DIRECTION.
Write each line exactly as it stands, from the line containing "Output the text content of this document." through the end of the data.

::: DATA TO PROCESS

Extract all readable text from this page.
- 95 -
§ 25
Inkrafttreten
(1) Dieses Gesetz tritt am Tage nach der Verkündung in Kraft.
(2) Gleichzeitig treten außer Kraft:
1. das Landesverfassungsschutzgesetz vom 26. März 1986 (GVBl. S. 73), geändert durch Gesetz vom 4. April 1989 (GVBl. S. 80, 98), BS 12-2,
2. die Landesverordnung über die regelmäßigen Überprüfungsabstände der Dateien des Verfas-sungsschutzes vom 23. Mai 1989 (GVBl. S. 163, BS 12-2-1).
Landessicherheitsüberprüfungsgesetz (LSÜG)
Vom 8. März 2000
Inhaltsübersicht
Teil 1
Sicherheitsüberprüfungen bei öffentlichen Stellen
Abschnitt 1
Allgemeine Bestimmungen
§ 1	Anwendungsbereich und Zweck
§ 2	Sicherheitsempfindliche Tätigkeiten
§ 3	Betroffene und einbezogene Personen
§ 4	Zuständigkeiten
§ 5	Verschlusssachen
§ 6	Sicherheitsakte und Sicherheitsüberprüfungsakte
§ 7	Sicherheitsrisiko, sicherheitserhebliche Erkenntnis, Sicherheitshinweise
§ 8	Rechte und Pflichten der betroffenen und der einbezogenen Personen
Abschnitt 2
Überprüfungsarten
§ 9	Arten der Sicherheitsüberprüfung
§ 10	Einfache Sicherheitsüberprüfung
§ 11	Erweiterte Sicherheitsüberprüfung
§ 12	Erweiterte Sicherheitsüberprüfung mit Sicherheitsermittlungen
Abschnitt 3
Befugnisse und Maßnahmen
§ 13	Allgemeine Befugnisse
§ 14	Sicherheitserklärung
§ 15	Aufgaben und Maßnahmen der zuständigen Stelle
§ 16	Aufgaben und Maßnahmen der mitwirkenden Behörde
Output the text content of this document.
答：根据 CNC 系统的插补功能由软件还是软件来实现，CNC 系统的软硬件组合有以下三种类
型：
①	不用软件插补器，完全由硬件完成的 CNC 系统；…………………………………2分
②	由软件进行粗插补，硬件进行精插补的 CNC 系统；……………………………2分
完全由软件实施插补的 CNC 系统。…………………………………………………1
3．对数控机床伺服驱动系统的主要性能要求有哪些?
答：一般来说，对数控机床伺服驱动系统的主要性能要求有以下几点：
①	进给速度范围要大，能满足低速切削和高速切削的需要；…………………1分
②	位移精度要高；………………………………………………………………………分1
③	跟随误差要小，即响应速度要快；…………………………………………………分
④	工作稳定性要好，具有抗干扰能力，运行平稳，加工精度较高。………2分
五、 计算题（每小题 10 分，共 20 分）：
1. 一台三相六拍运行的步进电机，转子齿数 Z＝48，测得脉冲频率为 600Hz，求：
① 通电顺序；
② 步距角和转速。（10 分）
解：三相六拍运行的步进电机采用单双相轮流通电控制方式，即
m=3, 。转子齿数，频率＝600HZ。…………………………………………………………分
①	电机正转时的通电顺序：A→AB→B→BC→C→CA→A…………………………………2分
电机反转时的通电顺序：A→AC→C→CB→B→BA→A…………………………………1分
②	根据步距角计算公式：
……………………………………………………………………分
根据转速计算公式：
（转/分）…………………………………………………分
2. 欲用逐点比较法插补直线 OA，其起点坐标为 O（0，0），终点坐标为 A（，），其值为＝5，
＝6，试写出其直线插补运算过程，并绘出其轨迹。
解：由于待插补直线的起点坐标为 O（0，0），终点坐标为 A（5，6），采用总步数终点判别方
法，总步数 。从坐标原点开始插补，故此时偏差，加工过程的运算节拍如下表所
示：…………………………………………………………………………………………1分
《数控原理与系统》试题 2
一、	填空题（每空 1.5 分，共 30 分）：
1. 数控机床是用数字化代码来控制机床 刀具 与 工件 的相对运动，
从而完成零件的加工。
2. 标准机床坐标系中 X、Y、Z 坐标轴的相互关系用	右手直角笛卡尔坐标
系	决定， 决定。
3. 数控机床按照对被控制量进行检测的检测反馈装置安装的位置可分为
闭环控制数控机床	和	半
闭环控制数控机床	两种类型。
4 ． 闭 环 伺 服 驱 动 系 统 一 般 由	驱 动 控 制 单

::::::

RESPONSE TO THIS EXERCISE.
Output the text content of this document.
答：根据 CNC 系统的插补功能由软件还是软件来实现，CNC 系统的软硬件组合有以下三种类
型：
①	不用软件插补器，完全由硬件完成的 CNC 系统；…………………………………2分
②	由软件进行粗插补，硬件进行精插补的 CNC 系统；……………………………2分
完全由软件实施插补的 CNC 系统。…………………………………………………1
3．对数控机床伺服驱动系统的主要性能要求有哪些?
答：一般来说，对数控机床伺服驱动系统的主要性能要求有以下几点：
①	进给速度范围要大，能满足低速切削和高速切削的需要；…………………1分
②	位移精度要高；………………………………………………………………………分1
③	跟随误差要小，即响应速度要快；…………………………………………………分
④	工作稳定性要好，具有抗干扰能力，运行平稳，加工精度较高。………2分
五、 计算题（每小题 10 分，共 20 分）：
1. 一台三相六拍运行的步进电机，转子齿数 Z＝48，测得脉冲频率为 600Hz，求：
① 通电顺序；
② 步距角和转速。（10 分）
解：三相六拍运行的步进电机采用单双相轮流通电控制方式，即
m=3, 。转子齿数，频率＝600HZ。…………………………………………………………分
①	电机正转时的通电顺序：A→AB→B→BC→C→CA→A…………………………………2分
电机反转时的通电顺序：A→AC→C→CB→B→BA→A…………………………………1分
②	根据步距角计算公式：
……………………………………………………………………分
根据转速计算公式：
（转/分）…………………………………………………分
2. 欲用逐点比较法插补直线 OA，其起点坐标为 O（0，0），终点坐标为 A（，），其值为＝5，
＝6，试写出其直线插补运算过程，并绘出其轨迹。
解：由于待插补直线的起点坐标为 O（0，0），终点坐标为 A（5，6），采用总步数终点判别方
法，总步数 。从坐标原点开始插补，故此时偏差，加工过程的运算节拍如下表所
示：…………………………………………………………………………………………1分
《数控原理与系统》试题 2
一、	填空题（每空 1.5 分，共 30 分）：
1. 数控机床是用数字化代码来控制机床 刀具 与 工件 的相对运动，
从而完成零件的加工。
2. 标准机床坐标系中 X、Y、Z 坐标轴的相互关系用	右手直角笛卡尔坐标
系	决定， 决定。
3. 数控机床按照对被控制量进行检测的检测反馈装置安装的位置可分为
闭环控制数控机床	和	半
闭环控制数控机床	两种类型。
4 ． 闭 环 伺 服 驱 动 系 统 一 般 由	驱 动 控 制 单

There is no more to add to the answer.